> Task to complete
Quote word for word the passage of the hydroxyl radical text that begins with the words containing "Introduction" and ends with "important for radioprotection.".

Localized hydroxyl radical generation at mmol/L and mol/L levels in water by photon irradiation.

The generation of localized hydroxyl radical (•OH) in aqueous samples by low linear energy transfer irradiation was investigated. Several concentrations of 5,5-dimethyl-1-pyrroline-N-oxid solution (from 0.5 to 1,680 mmol/L) were prepared and irradiated with an identical dose of X-ray or γ-ray. The density of •OH generation in aqueous solution was evaluated by the electron paramagnetic resonance spin-trapping technique using 5,5-dimethyl-1-pyrroline-N-oxid as an electron paramagnetic resonance spin-trapping agent. The relationship between the molecular density of 5,5-dimethyl-1-pyrroline-N-oxid in the samples and the concentration of 5,5-dimethyl-1-pyrroline-N-oxid-OH generated in the irradiated samples was analyzed. Two different characteristic linear trends were observed in the 5,5-dimethyl-1-pyrroline-N-oxid-OH/5,5-dimethyl-1-pyrroline-N-oxid plots, which suggested •OH generation in two fashions, i.e., mmol/L- and mol/L-level local concentrations. The dose, dose rate, and/or the energy of photon irradiation did not affect the shapes of the 5,5-dimethyl-1-pyrroline-N-oxid-OH/5,5-dimethyl-1-pyrroline-N-oxid plots. Moreover, the addition of 5 mmol/L caffeine could cancel the contribution of mmol/L-level •OH generation, leaving a trace of mol/L-level •OH generation. Thus, the localized mmol/L- and mol/L-level generations of •OH, which were independent of experimental parameters such as dose, dose rate, and/or the energy of photon of low linear energy transfer radiation, were established.

Introduction

Water (H2O) is the most abundant molecule in living organisms. The indirect action of radiation, which causes biomolecular damages through reactive species generated by radiolysis of H2O,( might be a major factor of radio-biological effects.( Reactive oxygen species (ROS), such as hydroxyl radicals (•OH), superoxide anion (O2•−), and hydrogen peroxide (H2O2), are the main reactive species that can mediate radio-biological effects. Among the radiation-induced ROS, the •OH is recognized as an initial product and an important player in biological effects owing to its high reactivity. For low linear energy transfer (LET) radiation, such as X-ray and γ-ray, the indirect action caused by water radiolysis products contributes to DNA damages.( Therefore, quantification and elimination of ROS induced by radiation are important for radioprotection.

> Provided material
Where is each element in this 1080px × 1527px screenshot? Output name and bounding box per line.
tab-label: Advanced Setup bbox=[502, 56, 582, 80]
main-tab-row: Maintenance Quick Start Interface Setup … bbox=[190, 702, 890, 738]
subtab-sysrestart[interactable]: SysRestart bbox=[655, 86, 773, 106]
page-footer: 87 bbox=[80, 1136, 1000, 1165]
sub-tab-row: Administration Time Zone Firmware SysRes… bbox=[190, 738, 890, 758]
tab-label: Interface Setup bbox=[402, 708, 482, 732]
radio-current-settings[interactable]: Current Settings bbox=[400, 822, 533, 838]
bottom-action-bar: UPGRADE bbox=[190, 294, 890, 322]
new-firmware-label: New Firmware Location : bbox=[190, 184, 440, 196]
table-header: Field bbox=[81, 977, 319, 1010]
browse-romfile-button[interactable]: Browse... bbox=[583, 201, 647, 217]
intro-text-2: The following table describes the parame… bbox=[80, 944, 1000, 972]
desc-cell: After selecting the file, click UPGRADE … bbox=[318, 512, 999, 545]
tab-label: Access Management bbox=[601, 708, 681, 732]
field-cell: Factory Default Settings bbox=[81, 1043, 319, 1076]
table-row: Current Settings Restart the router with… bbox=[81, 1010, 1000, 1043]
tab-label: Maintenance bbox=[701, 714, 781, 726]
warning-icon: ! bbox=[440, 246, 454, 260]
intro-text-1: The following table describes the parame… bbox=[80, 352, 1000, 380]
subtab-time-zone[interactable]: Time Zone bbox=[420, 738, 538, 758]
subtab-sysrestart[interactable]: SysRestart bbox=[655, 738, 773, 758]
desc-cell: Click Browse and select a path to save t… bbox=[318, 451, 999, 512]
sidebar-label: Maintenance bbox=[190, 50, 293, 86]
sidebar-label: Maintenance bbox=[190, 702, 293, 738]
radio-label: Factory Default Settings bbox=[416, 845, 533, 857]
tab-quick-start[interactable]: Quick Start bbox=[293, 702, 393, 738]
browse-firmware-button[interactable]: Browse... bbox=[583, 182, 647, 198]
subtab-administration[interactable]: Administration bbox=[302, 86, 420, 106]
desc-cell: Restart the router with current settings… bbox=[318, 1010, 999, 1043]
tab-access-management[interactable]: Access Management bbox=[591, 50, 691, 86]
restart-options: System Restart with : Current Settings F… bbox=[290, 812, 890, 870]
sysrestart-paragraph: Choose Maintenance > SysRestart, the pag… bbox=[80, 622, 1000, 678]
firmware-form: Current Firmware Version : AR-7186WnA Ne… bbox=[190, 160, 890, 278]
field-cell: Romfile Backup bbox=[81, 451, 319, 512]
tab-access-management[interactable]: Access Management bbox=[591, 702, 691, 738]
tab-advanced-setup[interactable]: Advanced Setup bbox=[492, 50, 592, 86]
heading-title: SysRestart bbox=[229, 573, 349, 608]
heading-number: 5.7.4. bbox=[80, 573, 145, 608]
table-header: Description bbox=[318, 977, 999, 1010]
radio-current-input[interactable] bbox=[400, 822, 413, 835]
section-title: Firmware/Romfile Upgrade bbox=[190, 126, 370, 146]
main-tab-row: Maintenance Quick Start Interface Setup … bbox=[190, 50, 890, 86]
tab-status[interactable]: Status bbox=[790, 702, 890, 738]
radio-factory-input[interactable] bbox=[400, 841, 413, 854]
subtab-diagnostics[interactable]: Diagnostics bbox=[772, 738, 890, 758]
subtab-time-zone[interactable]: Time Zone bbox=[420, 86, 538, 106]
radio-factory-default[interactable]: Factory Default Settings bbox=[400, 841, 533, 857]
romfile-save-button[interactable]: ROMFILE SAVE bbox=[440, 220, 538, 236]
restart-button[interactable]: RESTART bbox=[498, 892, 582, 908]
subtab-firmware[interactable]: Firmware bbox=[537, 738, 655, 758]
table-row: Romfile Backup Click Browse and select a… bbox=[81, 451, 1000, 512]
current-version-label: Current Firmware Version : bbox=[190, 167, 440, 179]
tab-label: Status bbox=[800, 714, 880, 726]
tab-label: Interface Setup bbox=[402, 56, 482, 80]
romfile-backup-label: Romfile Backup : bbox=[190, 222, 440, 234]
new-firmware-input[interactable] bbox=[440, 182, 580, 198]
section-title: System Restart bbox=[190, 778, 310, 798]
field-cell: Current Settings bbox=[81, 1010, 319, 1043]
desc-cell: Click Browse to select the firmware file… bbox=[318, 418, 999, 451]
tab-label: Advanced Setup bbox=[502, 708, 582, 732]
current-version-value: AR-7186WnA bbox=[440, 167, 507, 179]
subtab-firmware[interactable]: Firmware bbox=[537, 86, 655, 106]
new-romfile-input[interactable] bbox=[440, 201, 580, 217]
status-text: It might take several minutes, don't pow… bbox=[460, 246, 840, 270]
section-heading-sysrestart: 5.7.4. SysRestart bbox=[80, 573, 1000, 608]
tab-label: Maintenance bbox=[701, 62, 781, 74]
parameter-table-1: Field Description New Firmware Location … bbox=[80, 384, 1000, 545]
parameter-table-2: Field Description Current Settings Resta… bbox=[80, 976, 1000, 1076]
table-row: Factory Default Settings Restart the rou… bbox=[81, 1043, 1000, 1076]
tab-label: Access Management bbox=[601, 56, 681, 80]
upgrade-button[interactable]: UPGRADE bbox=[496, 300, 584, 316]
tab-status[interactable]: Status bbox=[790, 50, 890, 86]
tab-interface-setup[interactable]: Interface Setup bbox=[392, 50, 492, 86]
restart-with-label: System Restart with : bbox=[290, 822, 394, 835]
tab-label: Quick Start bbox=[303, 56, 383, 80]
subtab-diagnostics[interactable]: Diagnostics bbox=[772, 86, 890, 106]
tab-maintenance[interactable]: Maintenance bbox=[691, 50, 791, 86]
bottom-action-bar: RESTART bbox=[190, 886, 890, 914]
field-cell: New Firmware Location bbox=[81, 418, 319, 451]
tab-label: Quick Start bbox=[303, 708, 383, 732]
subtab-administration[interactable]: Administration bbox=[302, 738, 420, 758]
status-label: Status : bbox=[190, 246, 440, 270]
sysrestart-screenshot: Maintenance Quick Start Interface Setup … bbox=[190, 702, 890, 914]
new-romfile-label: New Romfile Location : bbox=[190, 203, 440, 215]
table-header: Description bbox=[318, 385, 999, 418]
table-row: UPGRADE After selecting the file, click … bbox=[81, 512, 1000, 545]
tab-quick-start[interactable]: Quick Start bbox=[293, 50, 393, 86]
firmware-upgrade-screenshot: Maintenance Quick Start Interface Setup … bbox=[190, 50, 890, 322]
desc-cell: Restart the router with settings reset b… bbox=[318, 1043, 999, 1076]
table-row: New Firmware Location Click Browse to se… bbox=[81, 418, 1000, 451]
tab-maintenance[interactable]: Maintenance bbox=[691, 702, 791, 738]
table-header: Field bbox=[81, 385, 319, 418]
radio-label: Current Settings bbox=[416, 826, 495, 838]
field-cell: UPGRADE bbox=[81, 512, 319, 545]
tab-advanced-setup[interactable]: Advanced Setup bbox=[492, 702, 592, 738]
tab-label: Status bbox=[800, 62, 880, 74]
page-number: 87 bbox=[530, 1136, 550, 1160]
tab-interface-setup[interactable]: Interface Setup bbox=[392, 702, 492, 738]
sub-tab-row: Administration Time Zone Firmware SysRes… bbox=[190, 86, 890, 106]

> Response
Introduction

Water (H2O) is the most abundant molecule in living organisms. The indirect action of radiation, which causes biomolecular damages through reactive species generated by radiolysis of H2O,( might be a major factor of radio-biological effects.( Reactive oxygen species (ROS), such as hydroxyl radicals (•OH), superoxide anion (O2•−), and hydrogen peroxide (H2O2), are the main reactive species that can mediate radio-biological effects. Among the radiation-induced ROS, the •OH is recognized as an initial product and an important player in biological effects owing to its high reactivity. For low linear energy transfer (LET) radiation, such as X-ray and γ-ray, the indirect action caused by water radiolysis products contributes to DNA damages.( Therefore, quantification and elimination of ROS induced by radiation are important for radioprotection.